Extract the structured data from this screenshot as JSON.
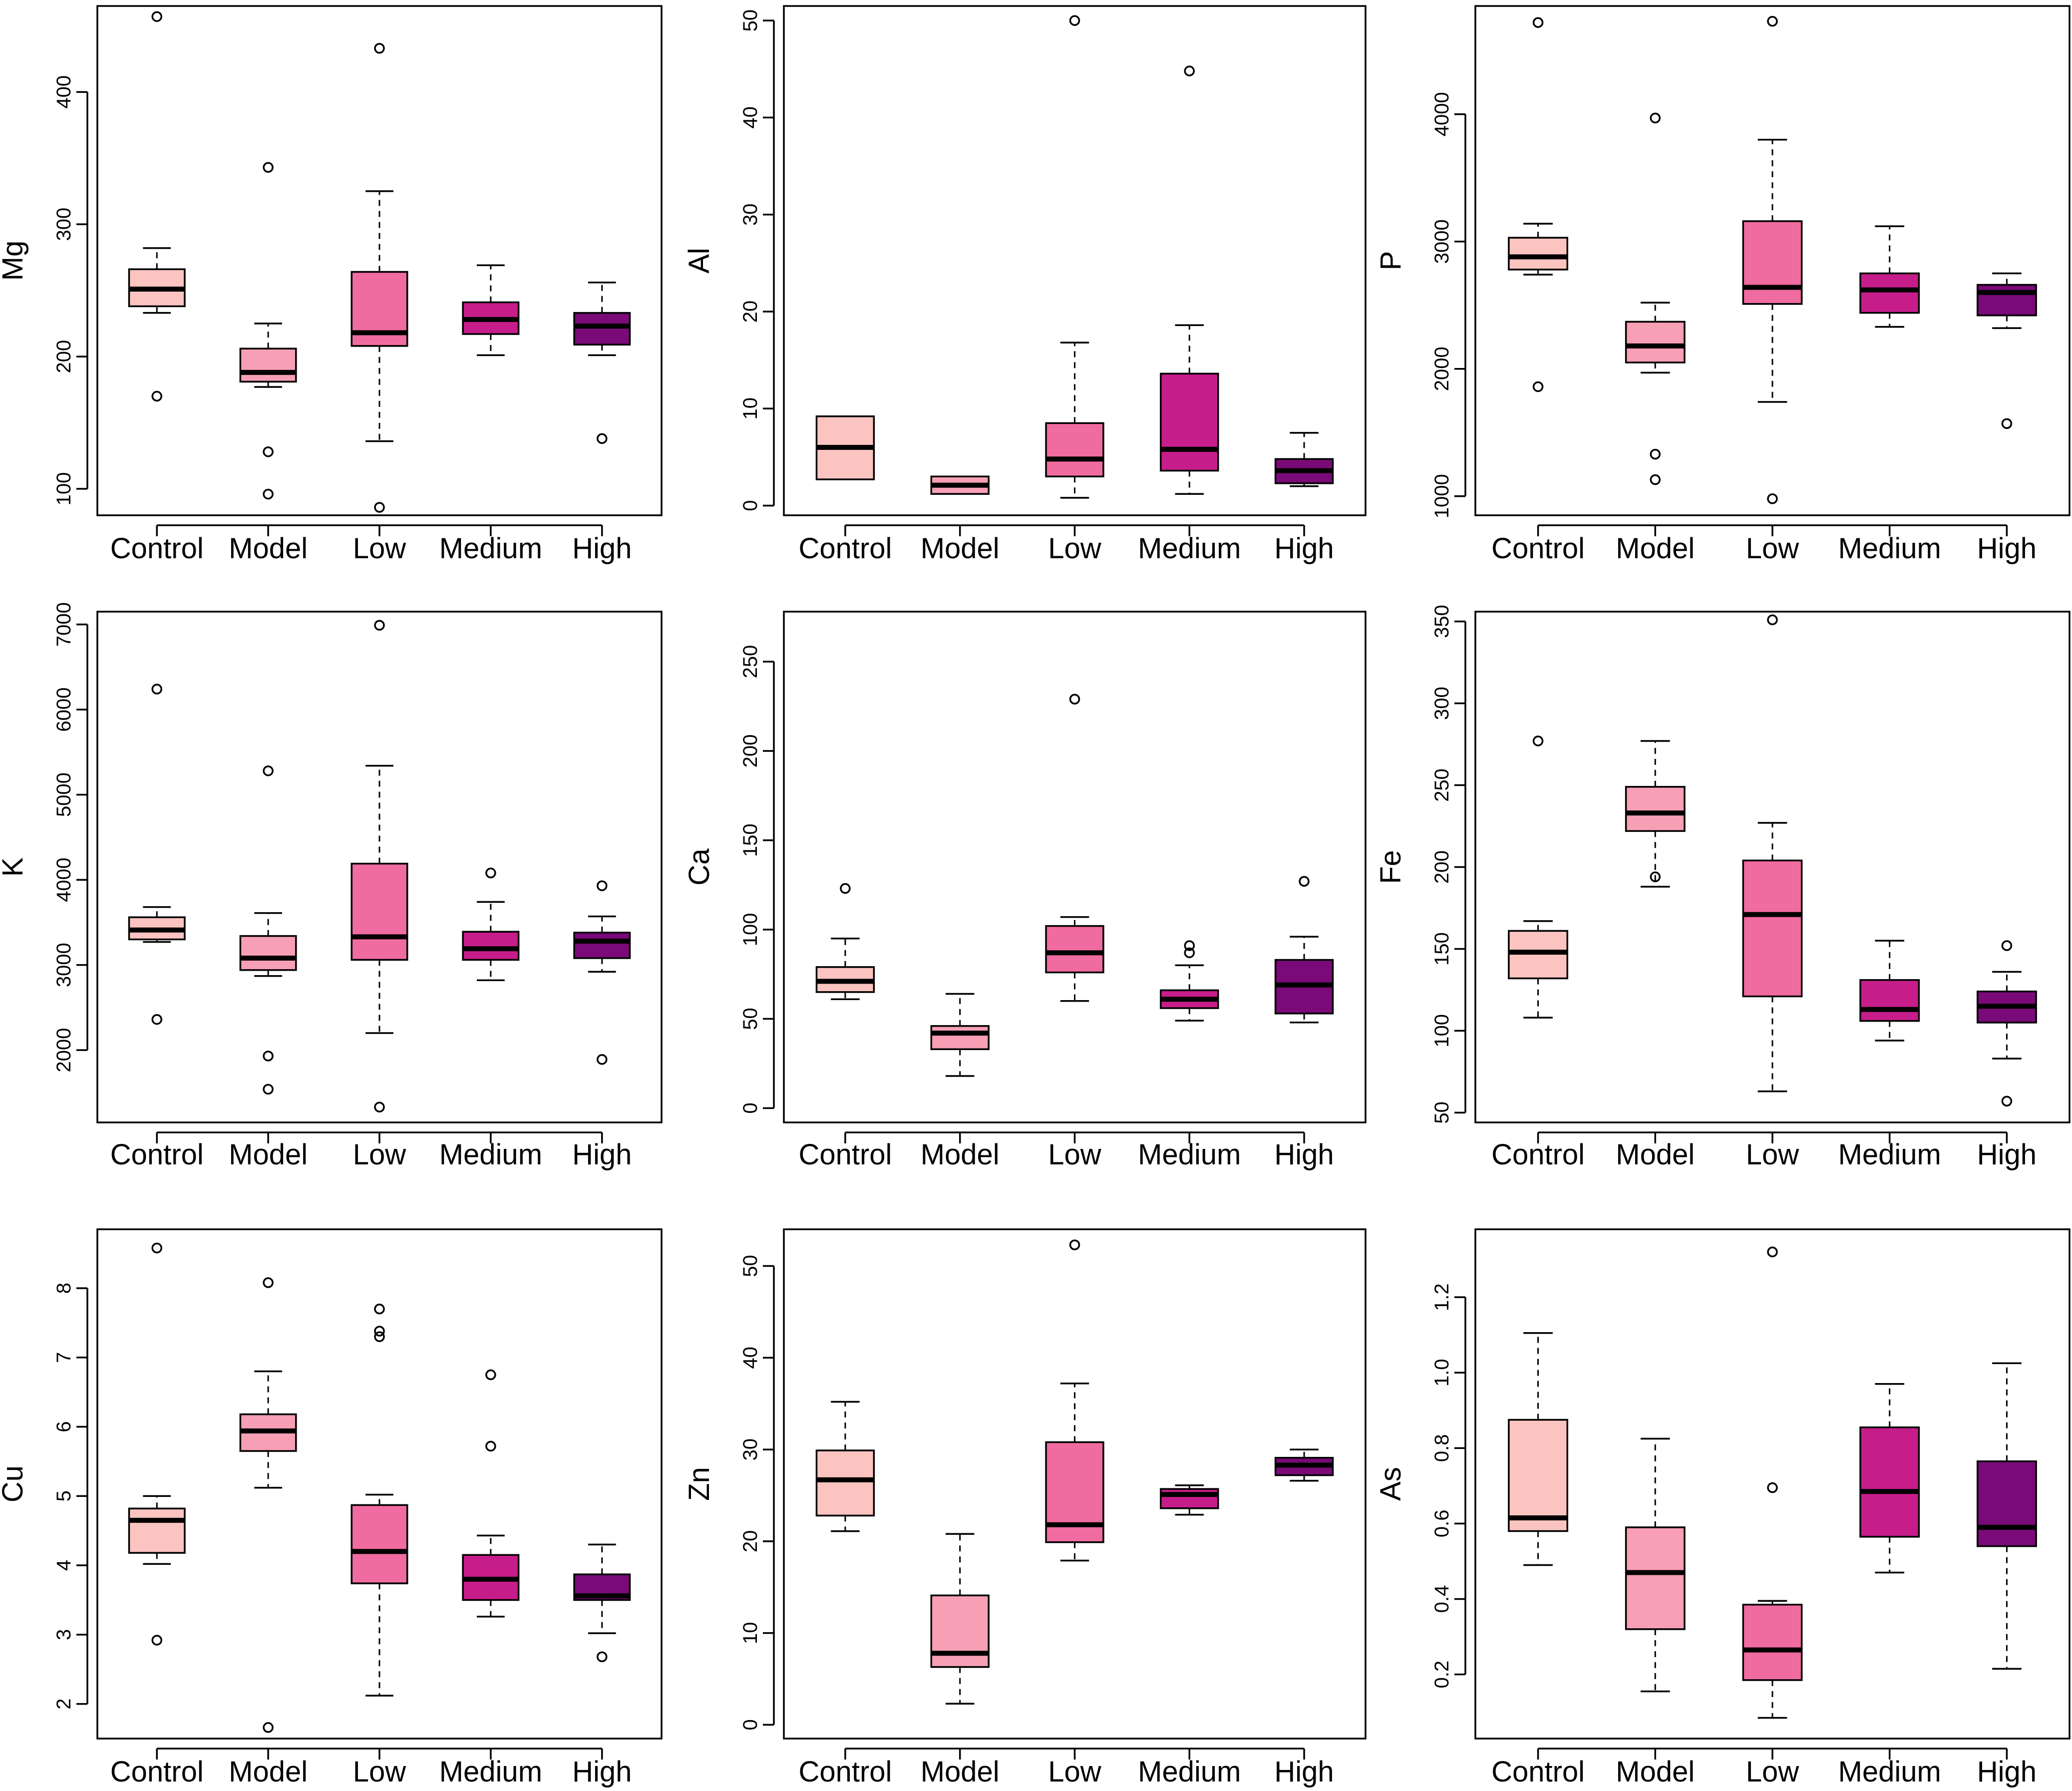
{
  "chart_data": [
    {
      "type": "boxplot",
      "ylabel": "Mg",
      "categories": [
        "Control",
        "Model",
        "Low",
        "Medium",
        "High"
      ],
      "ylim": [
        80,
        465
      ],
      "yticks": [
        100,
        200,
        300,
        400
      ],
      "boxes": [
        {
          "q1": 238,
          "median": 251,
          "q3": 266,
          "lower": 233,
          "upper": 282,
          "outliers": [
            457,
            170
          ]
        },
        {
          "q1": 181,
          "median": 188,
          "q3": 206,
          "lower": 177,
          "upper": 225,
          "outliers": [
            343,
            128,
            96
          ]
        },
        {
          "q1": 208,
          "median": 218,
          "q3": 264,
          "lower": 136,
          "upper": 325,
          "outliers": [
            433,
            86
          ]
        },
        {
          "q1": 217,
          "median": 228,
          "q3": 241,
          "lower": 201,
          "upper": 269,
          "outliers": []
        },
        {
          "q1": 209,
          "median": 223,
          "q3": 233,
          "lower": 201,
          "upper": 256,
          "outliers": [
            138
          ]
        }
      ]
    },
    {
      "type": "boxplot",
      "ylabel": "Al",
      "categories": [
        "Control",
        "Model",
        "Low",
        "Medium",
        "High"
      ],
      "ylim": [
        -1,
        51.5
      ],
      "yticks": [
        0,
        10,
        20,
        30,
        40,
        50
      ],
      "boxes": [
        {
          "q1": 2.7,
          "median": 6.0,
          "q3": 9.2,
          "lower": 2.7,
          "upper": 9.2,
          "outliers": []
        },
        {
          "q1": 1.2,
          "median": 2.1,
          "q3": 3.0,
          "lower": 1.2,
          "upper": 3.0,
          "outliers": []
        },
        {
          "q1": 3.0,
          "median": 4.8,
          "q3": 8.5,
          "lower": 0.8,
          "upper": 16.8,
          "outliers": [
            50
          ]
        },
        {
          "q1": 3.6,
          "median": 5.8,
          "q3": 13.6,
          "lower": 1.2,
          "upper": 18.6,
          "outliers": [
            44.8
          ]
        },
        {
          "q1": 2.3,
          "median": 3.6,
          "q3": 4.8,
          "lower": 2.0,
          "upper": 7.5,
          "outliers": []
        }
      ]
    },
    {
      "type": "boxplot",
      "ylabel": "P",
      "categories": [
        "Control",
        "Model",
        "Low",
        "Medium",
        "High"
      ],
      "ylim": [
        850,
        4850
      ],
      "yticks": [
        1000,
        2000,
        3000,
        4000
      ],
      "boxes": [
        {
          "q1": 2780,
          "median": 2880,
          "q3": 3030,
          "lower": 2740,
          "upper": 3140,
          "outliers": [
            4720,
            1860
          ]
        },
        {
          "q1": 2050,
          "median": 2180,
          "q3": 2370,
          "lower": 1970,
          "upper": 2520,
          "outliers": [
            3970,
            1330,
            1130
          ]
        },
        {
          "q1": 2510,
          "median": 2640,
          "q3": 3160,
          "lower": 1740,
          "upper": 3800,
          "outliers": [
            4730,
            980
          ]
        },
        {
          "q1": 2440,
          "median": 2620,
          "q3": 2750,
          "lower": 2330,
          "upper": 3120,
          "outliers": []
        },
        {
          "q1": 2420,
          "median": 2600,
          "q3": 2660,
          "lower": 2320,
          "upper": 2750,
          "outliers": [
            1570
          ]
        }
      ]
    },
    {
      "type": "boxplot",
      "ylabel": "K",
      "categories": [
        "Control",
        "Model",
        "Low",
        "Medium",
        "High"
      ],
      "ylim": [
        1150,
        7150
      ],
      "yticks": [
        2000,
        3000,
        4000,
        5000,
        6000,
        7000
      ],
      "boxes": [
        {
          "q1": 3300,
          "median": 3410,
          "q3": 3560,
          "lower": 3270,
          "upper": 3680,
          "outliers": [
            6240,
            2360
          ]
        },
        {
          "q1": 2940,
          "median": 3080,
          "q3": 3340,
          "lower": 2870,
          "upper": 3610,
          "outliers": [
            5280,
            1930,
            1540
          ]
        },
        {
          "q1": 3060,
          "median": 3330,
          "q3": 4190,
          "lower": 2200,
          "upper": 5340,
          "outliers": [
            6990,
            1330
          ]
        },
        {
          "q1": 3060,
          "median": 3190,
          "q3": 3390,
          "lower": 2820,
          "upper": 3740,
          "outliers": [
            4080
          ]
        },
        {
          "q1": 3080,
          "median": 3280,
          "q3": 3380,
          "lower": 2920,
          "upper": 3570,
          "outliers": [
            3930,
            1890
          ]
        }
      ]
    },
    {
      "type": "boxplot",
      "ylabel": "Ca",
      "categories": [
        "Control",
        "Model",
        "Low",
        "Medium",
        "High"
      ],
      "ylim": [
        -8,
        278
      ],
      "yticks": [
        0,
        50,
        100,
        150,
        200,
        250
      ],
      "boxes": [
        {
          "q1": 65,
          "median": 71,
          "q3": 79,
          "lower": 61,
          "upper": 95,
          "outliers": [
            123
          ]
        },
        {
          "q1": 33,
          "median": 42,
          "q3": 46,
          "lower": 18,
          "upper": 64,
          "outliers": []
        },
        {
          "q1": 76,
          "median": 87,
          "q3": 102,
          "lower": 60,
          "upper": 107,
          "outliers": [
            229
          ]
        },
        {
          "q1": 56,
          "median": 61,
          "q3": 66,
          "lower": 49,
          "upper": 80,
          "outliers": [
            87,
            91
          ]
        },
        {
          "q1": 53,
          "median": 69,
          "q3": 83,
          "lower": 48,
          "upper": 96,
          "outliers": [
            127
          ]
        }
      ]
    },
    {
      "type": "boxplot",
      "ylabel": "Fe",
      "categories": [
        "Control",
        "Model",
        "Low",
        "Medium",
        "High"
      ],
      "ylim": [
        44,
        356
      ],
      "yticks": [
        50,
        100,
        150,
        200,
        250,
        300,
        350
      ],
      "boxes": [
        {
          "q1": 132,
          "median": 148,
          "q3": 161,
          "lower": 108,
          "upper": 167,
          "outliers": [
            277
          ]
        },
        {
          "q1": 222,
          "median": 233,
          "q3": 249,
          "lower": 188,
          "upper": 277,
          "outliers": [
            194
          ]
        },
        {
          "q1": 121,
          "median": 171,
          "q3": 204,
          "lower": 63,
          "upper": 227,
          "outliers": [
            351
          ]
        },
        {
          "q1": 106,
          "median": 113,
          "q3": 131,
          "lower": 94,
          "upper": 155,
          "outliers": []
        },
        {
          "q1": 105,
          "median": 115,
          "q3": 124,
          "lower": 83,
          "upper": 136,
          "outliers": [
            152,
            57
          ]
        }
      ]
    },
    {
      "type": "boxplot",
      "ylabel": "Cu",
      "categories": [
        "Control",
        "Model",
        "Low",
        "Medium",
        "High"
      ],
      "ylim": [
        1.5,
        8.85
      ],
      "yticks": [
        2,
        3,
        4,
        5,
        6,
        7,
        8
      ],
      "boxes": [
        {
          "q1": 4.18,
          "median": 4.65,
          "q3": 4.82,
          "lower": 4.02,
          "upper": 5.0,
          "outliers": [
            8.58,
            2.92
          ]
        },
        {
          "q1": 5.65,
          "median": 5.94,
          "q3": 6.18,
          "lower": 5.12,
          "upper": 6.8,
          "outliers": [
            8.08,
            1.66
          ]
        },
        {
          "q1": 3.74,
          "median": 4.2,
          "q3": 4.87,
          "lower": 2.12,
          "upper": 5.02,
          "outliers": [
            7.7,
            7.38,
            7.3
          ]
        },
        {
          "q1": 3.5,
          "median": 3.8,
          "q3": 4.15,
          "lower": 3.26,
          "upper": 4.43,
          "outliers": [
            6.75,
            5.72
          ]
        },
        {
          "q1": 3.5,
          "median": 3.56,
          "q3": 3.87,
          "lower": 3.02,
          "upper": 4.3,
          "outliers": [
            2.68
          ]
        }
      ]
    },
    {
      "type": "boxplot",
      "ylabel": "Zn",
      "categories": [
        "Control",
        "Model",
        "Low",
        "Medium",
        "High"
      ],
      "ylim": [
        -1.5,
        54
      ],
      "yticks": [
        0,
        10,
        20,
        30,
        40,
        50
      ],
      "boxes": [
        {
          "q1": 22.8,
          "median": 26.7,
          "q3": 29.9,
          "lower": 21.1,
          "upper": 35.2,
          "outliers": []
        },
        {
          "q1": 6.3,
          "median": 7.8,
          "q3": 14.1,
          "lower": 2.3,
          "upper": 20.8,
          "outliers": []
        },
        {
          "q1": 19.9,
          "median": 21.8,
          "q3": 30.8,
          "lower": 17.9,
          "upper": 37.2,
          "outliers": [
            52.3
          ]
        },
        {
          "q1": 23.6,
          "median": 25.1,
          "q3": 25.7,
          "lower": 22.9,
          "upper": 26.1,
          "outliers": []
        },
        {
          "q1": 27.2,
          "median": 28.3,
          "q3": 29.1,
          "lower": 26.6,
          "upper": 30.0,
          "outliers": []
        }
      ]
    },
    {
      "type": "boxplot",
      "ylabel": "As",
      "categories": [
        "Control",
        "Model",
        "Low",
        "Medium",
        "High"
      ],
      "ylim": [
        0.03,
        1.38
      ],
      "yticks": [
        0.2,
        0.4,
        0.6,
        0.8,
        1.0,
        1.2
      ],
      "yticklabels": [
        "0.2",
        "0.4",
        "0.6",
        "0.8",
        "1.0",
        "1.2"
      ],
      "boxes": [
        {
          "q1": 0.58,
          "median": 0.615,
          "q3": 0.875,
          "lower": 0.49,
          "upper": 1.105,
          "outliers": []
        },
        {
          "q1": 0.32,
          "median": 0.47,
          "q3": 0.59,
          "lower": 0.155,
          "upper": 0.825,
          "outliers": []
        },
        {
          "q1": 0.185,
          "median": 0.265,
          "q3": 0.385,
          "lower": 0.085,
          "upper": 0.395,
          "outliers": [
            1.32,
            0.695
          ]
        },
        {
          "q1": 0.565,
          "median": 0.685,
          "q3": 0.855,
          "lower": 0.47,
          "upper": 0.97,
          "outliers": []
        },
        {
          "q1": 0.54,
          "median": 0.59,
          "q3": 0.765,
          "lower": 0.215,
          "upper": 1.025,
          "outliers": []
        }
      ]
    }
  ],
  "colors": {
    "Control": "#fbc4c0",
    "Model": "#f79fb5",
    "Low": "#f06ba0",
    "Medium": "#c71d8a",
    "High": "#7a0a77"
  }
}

..........

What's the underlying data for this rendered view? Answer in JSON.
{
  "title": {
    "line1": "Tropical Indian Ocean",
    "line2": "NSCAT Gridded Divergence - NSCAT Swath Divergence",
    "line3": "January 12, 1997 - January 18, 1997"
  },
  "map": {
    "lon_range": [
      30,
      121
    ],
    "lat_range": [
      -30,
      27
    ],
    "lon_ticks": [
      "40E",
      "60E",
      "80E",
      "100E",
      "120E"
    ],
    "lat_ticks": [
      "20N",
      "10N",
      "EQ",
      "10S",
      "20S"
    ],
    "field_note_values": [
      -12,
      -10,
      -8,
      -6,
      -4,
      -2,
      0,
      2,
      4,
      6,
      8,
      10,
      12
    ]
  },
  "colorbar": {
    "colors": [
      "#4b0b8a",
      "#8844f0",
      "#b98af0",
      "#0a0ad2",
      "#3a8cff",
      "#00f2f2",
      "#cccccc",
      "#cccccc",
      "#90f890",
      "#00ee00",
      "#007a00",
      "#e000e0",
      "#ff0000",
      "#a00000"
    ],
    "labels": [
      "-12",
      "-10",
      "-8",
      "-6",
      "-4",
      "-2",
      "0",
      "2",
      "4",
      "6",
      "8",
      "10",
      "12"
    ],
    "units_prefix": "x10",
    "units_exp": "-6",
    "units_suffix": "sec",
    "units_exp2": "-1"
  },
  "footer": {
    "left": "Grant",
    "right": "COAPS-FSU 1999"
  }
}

..........

Instruction:
Locate all lines holding the word "this", then copy them out.

Task response:
Extract the structured data from this screenshot as JSON.
What's the underlying data for this rendered view? Answer in JSON.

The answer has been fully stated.